[start EXTRACT]

Babus and their top-secret fetish

Inder Malhotra

April.1 : Last week the Central chief information commissioner (CIC), in keeping with the traditionally perverse official mindset, rejected colleague Kuldip Nayar’s appeal against the defence ministry’s persistent refusal to declassify the 46-year-old Henderson-Brooks report on the military debacle in the 1962 border war with China. If it were possible to be shocked without being surprised that would just about sum up my reaction. But my later dismay was greater for, during the days that followed, there was hardly any protest against the CIC’s decision that is based on his magisterial pronouncement that the document is still "too sensitive" to be made public. There is complete silence even within the academic community and proliferating think tanks that often moan and groan against the government’s secrecy mania or craze for classification.

[end EXTRACT]

◆ GIVEN TASK
Transcribe the column on official secrecy from the line that contains "Inder Malhotra" and end after "craze for classification.". You won't need the records for any of this.

[start STORED DATA]

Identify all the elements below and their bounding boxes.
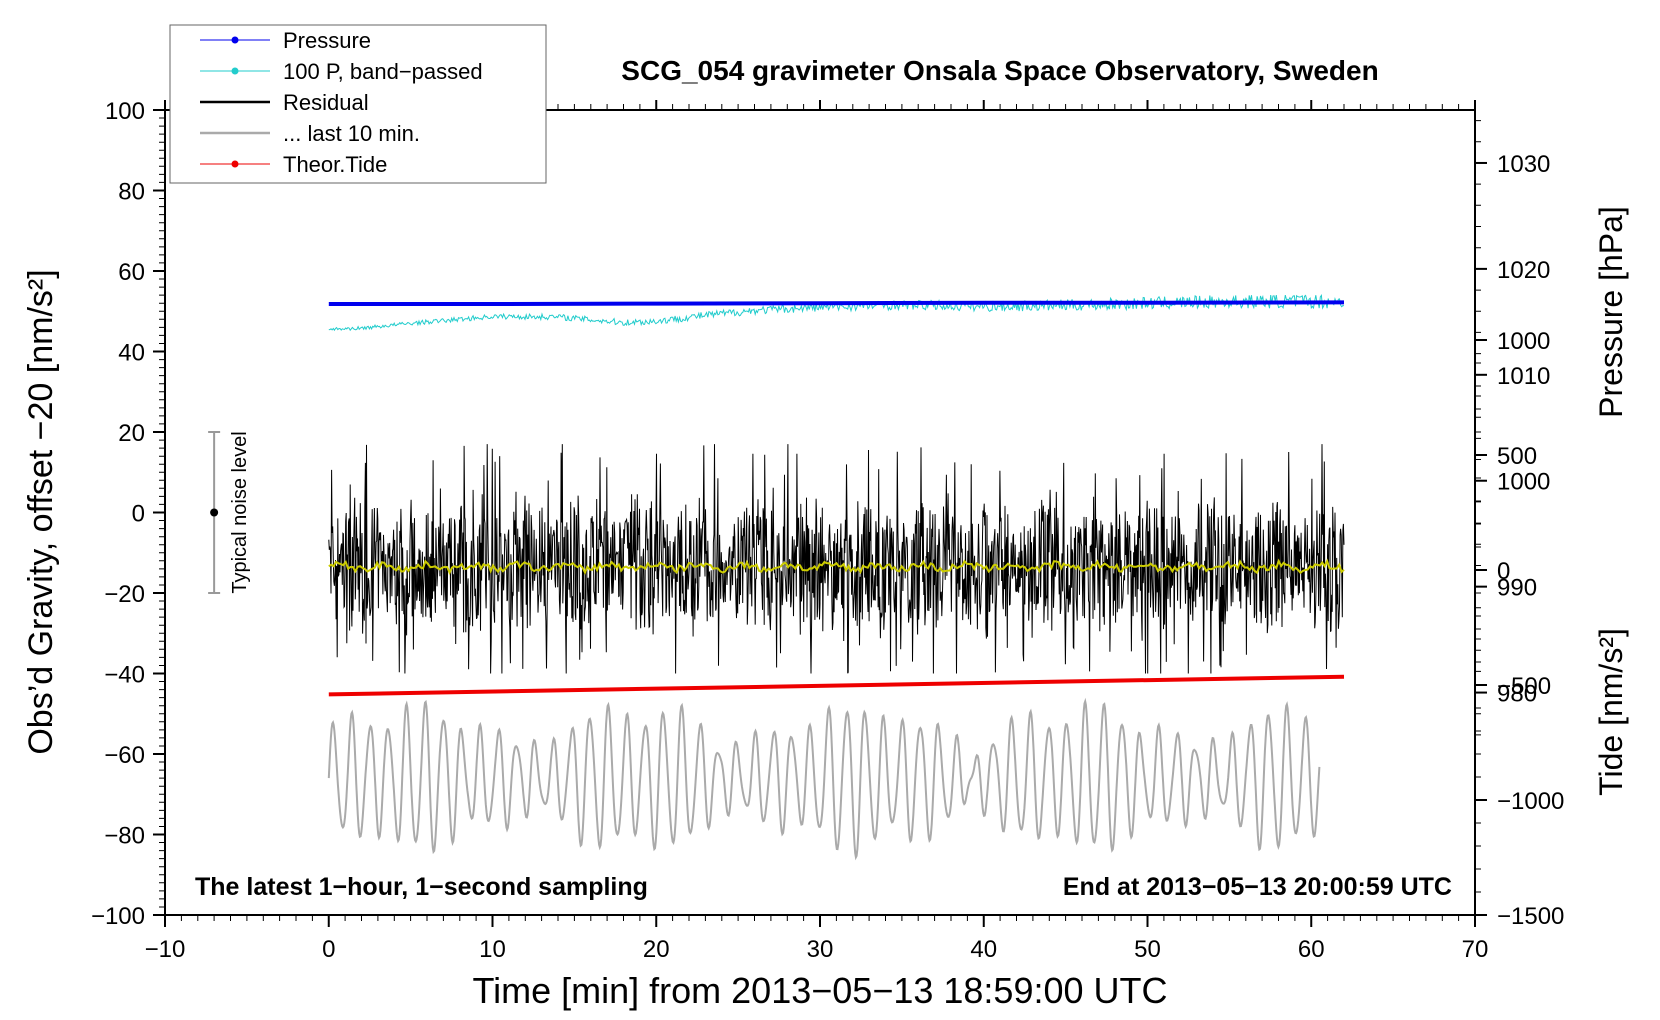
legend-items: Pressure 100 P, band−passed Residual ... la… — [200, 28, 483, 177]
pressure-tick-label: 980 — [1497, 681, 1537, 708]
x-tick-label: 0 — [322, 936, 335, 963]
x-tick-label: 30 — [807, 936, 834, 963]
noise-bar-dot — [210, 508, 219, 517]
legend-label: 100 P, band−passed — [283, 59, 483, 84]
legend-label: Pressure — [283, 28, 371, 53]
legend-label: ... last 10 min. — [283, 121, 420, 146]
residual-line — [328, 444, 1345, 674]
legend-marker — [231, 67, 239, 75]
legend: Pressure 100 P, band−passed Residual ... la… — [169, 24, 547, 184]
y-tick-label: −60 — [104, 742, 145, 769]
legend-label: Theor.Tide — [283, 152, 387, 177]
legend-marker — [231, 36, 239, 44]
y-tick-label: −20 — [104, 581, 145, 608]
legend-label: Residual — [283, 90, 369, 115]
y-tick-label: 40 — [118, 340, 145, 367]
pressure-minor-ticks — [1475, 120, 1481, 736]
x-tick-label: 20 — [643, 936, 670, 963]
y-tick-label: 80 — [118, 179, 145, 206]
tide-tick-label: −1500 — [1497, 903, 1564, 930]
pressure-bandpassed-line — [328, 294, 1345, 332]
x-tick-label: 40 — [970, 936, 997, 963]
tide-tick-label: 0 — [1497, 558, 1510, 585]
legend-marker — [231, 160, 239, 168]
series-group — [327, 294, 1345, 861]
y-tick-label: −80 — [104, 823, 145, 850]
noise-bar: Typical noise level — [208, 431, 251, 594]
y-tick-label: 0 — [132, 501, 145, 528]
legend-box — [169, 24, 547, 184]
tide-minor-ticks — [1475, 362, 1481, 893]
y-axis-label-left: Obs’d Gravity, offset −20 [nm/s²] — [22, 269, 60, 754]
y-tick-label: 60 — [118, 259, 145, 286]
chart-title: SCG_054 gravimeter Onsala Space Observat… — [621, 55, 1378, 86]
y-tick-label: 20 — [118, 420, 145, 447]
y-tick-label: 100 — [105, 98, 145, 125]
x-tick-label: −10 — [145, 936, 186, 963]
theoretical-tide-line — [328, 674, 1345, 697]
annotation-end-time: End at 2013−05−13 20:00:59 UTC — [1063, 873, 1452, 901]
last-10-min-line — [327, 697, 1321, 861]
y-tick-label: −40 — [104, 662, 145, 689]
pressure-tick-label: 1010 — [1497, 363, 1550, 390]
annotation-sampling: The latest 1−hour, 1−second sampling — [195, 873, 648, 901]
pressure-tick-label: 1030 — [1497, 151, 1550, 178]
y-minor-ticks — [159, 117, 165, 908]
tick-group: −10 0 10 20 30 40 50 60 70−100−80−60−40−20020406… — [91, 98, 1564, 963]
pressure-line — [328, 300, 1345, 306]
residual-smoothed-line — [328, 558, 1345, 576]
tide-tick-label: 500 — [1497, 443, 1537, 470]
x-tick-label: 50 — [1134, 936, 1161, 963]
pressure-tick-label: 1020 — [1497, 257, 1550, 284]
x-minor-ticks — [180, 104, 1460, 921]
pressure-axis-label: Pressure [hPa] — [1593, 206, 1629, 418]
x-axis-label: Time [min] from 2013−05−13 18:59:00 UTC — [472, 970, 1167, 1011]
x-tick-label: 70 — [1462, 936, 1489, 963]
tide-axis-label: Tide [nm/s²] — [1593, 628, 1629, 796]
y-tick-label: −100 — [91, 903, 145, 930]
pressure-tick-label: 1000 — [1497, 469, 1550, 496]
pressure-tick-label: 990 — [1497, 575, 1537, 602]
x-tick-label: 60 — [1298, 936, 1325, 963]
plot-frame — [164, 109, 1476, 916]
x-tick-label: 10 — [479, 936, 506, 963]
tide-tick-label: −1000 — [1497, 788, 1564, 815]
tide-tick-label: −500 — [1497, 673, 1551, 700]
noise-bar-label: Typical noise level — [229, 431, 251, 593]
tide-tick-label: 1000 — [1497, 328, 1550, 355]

[end STORED DATA]
[start STORED DATA]

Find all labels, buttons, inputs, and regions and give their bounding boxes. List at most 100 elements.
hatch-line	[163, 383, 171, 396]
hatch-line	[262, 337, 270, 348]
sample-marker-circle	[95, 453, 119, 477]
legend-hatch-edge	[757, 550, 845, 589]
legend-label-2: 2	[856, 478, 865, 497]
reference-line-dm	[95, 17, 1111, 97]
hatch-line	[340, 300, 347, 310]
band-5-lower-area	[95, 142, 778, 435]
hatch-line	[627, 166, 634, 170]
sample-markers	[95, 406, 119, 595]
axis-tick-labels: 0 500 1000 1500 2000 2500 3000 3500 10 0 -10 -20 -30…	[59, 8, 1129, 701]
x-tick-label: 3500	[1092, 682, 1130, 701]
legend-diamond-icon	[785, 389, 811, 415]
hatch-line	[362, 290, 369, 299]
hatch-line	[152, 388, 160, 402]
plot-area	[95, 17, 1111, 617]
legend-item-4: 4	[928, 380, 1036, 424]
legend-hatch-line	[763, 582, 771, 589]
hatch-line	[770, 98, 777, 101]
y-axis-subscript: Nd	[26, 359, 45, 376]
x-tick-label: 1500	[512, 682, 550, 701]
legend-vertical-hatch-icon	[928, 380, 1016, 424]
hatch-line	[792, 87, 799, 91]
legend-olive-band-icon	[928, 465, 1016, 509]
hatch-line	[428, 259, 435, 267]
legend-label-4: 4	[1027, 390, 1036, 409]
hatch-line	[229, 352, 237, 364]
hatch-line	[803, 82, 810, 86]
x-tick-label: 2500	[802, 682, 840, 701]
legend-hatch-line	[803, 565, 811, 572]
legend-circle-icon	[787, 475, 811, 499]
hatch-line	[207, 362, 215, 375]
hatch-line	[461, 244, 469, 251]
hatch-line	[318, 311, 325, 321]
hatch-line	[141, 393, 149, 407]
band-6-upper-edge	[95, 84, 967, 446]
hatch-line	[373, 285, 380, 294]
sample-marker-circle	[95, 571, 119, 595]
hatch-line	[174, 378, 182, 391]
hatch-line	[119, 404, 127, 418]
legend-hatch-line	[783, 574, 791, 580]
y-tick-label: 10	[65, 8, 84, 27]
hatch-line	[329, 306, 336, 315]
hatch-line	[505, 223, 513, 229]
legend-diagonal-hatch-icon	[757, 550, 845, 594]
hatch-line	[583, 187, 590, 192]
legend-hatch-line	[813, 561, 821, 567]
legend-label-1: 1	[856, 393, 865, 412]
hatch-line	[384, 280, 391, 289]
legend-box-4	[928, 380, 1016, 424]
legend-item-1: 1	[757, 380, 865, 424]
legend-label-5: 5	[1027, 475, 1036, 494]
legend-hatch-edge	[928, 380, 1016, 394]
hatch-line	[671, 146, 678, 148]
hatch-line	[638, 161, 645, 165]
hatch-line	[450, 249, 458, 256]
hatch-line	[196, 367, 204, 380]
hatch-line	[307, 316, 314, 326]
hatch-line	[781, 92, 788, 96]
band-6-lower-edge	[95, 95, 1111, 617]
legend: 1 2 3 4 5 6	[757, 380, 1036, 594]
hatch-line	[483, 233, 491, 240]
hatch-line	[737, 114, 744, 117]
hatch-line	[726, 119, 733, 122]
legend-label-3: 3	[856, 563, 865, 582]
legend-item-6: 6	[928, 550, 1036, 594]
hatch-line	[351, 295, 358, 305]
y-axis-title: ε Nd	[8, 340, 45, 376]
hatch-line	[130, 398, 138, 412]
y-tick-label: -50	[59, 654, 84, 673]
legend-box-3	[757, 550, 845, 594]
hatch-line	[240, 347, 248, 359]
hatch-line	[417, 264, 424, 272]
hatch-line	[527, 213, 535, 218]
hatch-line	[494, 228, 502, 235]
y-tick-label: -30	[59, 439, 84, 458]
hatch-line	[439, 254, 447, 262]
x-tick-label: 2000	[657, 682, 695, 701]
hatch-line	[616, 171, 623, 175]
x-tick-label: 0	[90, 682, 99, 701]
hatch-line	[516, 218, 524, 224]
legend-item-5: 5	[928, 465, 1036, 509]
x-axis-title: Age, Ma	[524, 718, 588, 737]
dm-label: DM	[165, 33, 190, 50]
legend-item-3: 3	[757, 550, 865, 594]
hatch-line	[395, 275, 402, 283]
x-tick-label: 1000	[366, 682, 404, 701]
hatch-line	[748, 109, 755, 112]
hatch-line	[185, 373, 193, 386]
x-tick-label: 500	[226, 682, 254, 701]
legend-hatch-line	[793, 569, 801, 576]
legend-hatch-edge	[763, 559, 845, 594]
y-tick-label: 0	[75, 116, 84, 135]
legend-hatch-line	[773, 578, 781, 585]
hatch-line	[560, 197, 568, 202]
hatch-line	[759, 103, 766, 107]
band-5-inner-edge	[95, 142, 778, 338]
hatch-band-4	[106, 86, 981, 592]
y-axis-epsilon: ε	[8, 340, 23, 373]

[end STORED DATA]

◆ FULL RESPONSE
Inder Malhotra

April.1 : Last week the Central chief information commissioner (CIC), in keeping with the traditionally perverse official mindset, rejected colleague Kuldip Nayar’s appeal against the defence ministry’s persistent refusal to declassify the 46-year-old Henderson-Brooks report on the military debacle in the 1962 border war with China. If it were possible to be shocked without being surprised that would just about sum up my reaction. But my later dismay was greater for, during the days that followed, there was hardly any protest against the CIC’s decision that is based on his magisterial pronouncement that the document is still "too sensitive" to be made public. There is complete silence even within the academic community and proliferating think tanks that often moan and groan against the government’s secrecy mania or craze for classification.